**Exercise objective:** Substitute "field-label" for each occurrence of "param-label" in the material below, and reproduce every line with no other change.
● ● ● ●
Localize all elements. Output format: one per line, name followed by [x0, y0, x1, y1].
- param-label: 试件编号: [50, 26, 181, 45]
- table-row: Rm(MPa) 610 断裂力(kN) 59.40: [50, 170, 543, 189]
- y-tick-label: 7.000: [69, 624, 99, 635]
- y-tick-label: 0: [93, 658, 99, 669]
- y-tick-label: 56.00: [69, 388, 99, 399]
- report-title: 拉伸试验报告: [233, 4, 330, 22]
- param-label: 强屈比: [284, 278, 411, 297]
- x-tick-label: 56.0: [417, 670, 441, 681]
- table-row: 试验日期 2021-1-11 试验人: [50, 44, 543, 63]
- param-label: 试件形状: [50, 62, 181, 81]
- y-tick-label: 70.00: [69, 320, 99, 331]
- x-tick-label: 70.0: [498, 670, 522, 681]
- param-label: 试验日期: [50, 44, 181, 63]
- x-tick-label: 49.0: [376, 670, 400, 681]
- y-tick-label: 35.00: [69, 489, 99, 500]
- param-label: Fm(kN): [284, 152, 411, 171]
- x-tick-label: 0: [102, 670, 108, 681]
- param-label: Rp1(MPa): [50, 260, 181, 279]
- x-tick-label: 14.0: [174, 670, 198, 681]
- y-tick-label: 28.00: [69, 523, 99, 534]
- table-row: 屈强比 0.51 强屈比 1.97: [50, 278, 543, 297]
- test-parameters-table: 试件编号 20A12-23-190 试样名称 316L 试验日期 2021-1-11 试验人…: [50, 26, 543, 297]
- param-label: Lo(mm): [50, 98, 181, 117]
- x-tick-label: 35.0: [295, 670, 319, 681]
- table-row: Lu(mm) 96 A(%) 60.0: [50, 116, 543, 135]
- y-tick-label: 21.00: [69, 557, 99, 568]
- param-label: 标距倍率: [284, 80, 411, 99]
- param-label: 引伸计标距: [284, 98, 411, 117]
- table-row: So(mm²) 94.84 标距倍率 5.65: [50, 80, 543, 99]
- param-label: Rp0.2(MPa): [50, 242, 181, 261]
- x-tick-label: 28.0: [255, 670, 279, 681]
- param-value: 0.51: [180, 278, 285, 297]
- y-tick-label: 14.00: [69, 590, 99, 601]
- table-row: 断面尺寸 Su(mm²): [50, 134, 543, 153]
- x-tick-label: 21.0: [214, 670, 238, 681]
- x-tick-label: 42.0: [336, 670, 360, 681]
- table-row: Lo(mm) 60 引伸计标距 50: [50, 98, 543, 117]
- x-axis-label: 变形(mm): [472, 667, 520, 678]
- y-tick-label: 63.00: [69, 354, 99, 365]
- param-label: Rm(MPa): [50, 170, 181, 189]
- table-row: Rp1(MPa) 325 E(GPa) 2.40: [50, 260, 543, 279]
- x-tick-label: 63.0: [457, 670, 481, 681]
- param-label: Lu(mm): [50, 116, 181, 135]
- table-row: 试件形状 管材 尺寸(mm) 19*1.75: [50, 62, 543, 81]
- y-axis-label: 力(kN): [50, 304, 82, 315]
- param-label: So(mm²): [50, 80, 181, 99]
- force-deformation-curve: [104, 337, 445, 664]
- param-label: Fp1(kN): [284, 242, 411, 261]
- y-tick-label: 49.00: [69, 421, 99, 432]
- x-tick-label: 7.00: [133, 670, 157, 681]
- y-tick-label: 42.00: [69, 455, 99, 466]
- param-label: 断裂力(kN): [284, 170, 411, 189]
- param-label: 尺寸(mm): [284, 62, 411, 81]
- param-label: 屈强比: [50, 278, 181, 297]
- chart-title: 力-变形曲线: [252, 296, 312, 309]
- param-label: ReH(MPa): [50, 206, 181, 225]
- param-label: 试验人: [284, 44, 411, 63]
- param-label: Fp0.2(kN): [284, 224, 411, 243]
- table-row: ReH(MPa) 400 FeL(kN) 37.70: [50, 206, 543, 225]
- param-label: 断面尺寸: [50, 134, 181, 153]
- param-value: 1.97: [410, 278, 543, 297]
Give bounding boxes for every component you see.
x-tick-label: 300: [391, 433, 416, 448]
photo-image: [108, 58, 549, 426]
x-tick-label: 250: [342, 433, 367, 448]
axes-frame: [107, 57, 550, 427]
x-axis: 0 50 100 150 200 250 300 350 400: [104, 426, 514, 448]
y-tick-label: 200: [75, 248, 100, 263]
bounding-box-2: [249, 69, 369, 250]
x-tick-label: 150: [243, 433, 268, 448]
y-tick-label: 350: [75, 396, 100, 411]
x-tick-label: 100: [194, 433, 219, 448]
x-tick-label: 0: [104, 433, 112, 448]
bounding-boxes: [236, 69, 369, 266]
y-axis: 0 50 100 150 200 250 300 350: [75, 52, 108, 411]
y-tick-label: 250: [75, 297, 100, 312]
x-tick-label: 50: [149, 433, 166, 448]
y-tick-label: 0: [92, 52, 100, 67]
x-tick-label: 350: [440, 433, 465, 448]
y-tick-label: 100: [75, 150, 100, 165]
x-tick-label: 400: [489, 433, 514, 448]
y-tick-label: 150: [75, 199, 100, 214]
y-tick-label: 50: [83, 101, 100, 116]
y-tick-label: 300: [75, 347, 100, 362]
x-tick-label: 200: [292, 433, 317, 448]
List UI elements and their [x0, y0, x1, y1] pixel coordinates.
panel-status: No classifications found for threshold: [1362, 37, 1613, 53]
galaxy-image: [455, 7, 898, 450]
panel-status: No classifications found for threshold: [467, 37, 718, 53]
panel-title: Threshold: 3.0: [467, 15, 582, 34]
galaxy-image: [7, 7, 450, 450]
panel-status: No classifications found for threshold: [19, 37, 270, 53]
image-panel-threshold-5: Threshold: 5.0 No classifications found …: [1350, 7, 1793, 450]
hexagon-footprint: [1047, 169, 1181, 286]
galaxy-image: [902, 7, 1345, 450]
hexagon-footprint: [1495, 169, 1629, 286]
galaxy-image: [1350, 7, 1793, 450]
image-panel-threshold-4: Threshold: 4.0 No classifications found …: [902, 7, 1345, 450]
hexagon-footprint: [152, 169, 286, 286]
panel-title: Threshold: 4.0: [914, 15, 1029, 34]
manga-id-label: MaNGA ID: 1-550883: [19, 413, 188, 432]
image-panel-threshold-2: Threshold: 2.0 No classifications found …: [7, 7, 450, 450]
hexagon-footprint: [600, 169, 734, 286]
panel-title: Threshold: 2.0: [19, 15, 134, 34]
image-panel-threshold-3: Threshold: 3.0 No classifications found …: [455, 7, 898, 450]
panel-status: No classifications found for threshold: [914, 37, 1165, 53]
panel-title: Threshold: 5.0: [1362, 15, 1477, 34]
● ● ● ●
**The answer:**
Localize all elements. Output format: one per line, name followed by [x0, y0, x1, y1].
- field-label: 试件编号: [50, 26, 181, 45]
- table-row: Rm(MPa) 610 断裂力(kN) 59.40: [50, 170, 543, 189]
- y-tick-label: 7.000: [69, 624, 99, 635]
- y-tick-label: 0: [93, 658, 99, 669]
- y-tick-label: 56.00: [69, 388, 99, 399]
- report-title: 拉伸试验报告: [233, 4, 330, 22]
- field-label: 强屈比: [284, 278, 411, 297]
- x-tick-label: 56.0: [417, 670, 441, 681]
- table-row: 试验日期 2021-1-11 试验人: [50, 44, 543, 63]
- field-label: 试件形状: [50, 62, 181, 81]
- y-tick-label: 70.00: [69, 320, 99, 331]
- x-tick-label: 70.0: [498, 670, 522, 681]
- field-label: 试验日期: [50, 44, 181, 63]
- x-tick-label: 49.0: [376, 670, 400, 681]
- y-tick-label: 35.00: [69, 489, 99, 500]
- field-label: Fm(kN): [284, 152, 411, 171]
- x-tick-label: 0: [102, 670, 108, 681]
- field-label: Rp1(MPa): [50, 260, 181, 279]
- x-tick-label: 14.0: [174, 670, 198, 681]
- y-tick-label: 28.00: [69, 523, 99, 534]
- table-row: 屈强比 0.51 强屈比 1.97: [50, 278, 543, 297]
- test-parameters-table: 试件编号 20A12-23-190 试样名称 316L 试验日期 2021-1-11 试验人…: [50, 26, 543, 297]
- field-label: Lo(mm): [50, 98, 181, 117]
- x-tick-label: 35.0: [295, 670, 319, 681]
- table-row: Lu(mm) 96 A(%) 60.0: [50, 116, 543, 135]
- y-tick-label: 21.00: [69, 557, 99, 568]
- field-label: 标距倍率: [284, 80, 411, 99]
- field-label: 引伸计标距: [284, 98, 411, 117]
- table-row: So(mm²) 94.84 标距倍率 5.65: [50, 80, 543, 99]
- field-label: Rp0.2(MPa): [50, 242, 181, 261]
- x-tick-label: 28.0: [255, 670, 279, 681]
- param-value: 0.51: [180, 278, 285, 297]
- y-tick-label: 14.00: [69, 590, 99, 601]
- table-row: 断面尺寸 Su(mm²): [50, 134, 543, 153]
- x-tick-label: 21.0: [214, 670, 238, 681]
- x-tick-label: 42.0: [336, 670, 360, 681]
- table-row: Lo(mm) 60 引伸计标距 50: [50, 98, 543, 117]
- x-axis-label: 变形(mm): [472, 667, 520, 678]
- y-tick-label: 63.00: [69, 354, 99, 365]
- field-label: Rm(MPa): [50, 170, 181, 189]
- table-row: Rp1(MPa) 325 E(GPa) 2.40: [50, 260, 543, 279]
- x-tick-label: 63.0: [457, 670, 481, 681]
- field-label: Lu(mm): [50, 116, 181, 135]
- table-row: 试件形状 管材 尺寸(mm) 19*1.75: [50, 62, 543, 81]
- y-axis-label: 力(kN): [50, 304, 82, 315]
- field-label: So(mm²): [50, 80, 181, 99]
- force-deformation-curve: [104, 337, 445, 664]
- field-label: Fp1(kN): [284, 242, 411, 261]
- y-tick-label: 49.00: [69, 421, 99, 432]
- x-tick-label: 7.00: [133, 670, 157, 681]
- y-tick-label: 42.00: [69, 455, 99, 466]
- field-label: 断裂力(kN): [284, 170, 411, 189]
- field-label: 尺寸(mm): [284, 62, 411, 81]
- field-label: 屈强比: [50, 278, 181, 297]
- chart-title: 力-变形曲线: [252, 296, 312, 309]
- field-label: ReH(MPa): [50, 206, 181, 225]
- field-label: 试验人: [284, 44, 411, 63]
- field-label: Fp0.2(kN): [284, 224, 411, 243]
- table-row: ReH(MPa) 400 FeL(kN) 37.70: [50, 206, 543, 225]
- field-label: 断面尺寸: [50, 134, 181, 153]
- param-value: 1.97: [410, 278, 543, 297]
Give bounding boxes for every component you see.
x-tick-label: 300: [391, 433, 416, 448]
photo-image: [108, 58, 549, 426]
x-tick-label: 250: [342, 433, 367, 448]
axes-frame: [107, 57, 550, 427]
x-axis: 0 50 100 150 200 250 300 350 400: [104, 426, 514, 448]
y-tick-label: 200: [75, 248, 100, 263]
bounding-box-2: [249, 69, 369, 250]
x-tick-label: 150: [243, 433, 268, 448]
y-tick-label: 350: [75, 396, 100, 411]
x-tick-label: 100: [194, 433, 219, 448]
x-tick-label: 0: [104, 433, 112, 448]
bounding-boxes: [236, 69, 369, 266]
y-axis: 0 50 100 150 200 250 300 350: [75, 52, 108, 411]
y-tick-label: 250: [75, 297, 100, 312]
x-tick-label: 50: [149, 433, 166, 448]
y-tick-label: 0: [92, 52, 100, 67]
x-tick-label: 350: [440, 433, 465, 448]
y-tick-label: 100: [75, 150, 100, 165]
x-tick-label: 400: [489, 433, 514, 448]
y-tick-label: 150: [75, 199, 100, 214]
y-tick-label: 50: [83, 101, 100, 116]
y-tick-label: 300: [75, 347, 100, 362]
x-tick-label: 200: [292, 433, 317, 448]
List UI elements and their [x0, y0, x1, y1] pixel coordinates.
panel-status: No classifications found for threshold: [1362, 37, 1613, 53]
galaxy-image: [455, 7, 898, 450]
panel-status: No classifications found for threshold: [467, 37, 718, 53]
panel-title: Threshold: 3.0: [467, 15, 582, 34]
galaxy-image: [7, 7, 450, 450]
panel-status: No classifications found for threshold: [19, 37, 270, 53]
image-panel-threshold-5: Threshold: 5.0 No classifications found …: [1350, 7, 1793, 450]
hexagon-footprint: [1047, 169, 1181, 286]
galaxy-image: [902, 7, 1345, 450]
hexagon-footprint: [1495, 169, 1629, 286]
galaxy-image: [1350, 7, 1793, 450]
image-panel-threshold-4: Threshold: 4.0 No classifications found …: [902, 7, 1345, 450]
hexagon-footprint: [152, 169, 286, 286]
panel-title: Threshold: 4.0: [914, 15, 1029, 34]
manga-id-label: MaNGA ID: 1-550883: [19, 413, 188, 432]
image-panel-threshold-2: Threshold: 2.0 No classifications found …: [7, 7, 450, 450]
hexagon-footprint: [600, 169, 734, 286]
panel-title: Threshold: 2.0: [19, 15, 134, 34]
image-panel-threshold-3: Threshold: 3.0 No classifications found …: [455, 7, 898, 450]
panel-status: No classifications found for threshold: [914, 37, 1165, 53]
panel-title: Threshold: 5.0: [1362, 15, 1477, 34]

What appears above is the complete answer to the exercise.